## Exercise prompt:
From the entries below, copy every line that holds the word "Chapter".

-- START OF Records for this task --

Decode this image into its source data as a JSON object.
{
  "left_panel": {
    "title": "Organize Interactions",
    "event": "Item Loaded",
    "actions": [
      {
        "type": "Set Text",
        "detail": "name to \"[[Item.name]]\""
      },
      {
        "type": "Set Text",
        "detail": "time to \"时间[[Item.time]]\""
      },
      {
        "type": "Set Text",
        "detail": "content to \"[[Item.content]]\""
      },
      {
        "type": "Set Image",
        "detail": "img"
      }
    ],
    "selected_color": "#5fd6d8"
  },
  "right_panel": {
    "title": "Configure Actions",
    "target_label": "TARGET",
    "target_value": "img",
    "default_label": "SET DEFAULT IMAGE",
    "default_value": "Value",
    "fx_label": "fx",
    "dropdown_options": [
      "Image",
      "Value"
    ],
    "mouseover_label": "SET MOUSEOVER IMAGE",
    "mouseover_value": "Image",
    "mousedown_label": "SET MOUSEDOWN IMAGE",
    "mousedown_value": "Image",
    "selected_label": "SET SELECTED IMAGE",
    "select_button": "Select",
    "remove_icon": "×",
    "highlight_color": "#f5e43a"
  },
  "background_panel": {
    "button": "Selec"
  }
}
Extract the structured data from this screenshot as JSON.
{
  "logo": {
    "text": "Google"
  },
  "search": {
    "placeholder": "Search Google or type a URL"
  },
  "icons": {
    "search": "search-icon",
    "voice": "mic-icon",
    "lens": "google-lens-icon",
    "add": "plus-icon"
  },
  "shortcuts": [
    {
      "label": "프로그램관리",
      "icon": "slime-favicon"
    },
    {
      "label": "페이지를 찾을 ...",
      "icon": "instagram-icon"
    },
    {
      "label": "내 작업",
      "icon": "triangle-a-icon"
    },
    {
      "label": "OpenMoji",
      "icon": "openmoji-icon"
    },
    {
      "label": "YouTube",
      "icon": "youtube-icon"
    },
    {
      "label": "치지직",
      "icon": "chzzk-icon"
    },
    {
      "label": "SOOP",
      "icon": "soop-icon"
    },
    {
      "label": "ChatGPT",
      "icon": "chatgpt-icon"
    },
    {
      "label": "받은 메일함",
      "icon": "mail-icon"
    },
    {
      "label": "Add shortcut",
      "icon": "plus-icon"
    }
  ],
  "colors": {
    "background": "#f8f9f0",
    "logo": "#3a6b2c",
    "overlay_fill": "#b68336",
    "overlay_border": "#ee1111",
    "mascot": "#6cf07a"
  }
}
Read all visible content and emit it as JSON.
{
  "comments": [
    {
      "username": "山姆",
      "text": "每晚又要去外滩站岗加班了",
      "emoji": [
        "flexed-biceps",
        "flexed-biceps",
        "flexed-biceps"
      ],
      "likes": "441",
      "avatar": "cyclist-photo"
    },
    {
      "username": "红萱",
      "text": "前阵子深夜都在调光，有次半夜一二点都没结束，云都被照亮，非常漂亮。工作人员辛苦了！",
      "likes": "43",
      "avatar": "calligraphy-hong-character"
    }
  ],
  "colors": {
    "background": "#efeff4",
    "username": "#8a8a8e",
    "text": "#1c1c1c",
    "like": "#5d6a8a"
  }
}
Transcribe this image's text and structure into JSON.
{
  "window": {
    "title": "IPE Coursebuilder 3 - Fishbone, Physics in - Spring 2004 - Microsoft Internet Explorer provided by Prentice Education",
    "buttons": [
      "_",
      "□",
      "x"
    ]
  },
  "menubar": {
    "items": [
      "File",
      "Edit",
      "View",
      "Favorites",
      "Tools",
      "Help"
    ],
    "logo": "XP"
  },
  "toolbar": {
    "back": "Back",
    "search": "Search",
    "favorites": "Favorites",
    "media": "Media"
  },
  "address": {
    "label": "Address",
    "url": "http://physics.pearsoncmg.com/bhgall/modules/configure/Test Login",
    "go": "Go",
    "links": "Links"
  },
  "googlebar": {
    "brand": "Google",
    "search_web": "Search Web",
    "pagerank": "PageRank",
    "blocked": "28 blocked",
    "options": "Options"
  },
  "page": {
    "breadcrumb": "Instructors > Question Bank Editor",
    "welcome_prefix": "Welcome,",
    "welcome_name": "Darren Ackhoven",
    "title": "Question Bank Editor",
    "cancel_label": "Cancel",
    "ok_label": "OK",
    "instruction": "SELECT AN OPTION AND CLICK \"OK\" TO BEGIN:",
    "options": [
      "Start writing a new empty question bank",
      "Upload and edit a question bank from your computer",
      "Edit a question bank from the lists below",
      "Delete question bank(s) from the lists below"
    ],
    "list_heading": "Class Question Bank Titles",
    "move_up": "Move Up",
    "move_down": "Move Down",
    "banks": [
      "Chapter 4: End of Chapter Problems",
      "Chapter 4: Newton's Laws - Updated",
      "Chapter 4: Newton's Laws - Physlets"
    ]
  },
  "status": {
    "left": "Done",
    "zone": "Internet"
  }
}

-- END OF Records for this task --

## Result of the task:
      "Chapter 4: End of Chapter Problems",
      "Chapter 4: Newton's Laws - Updated",
      "Chapter 4: Newton's Laws - Physlets"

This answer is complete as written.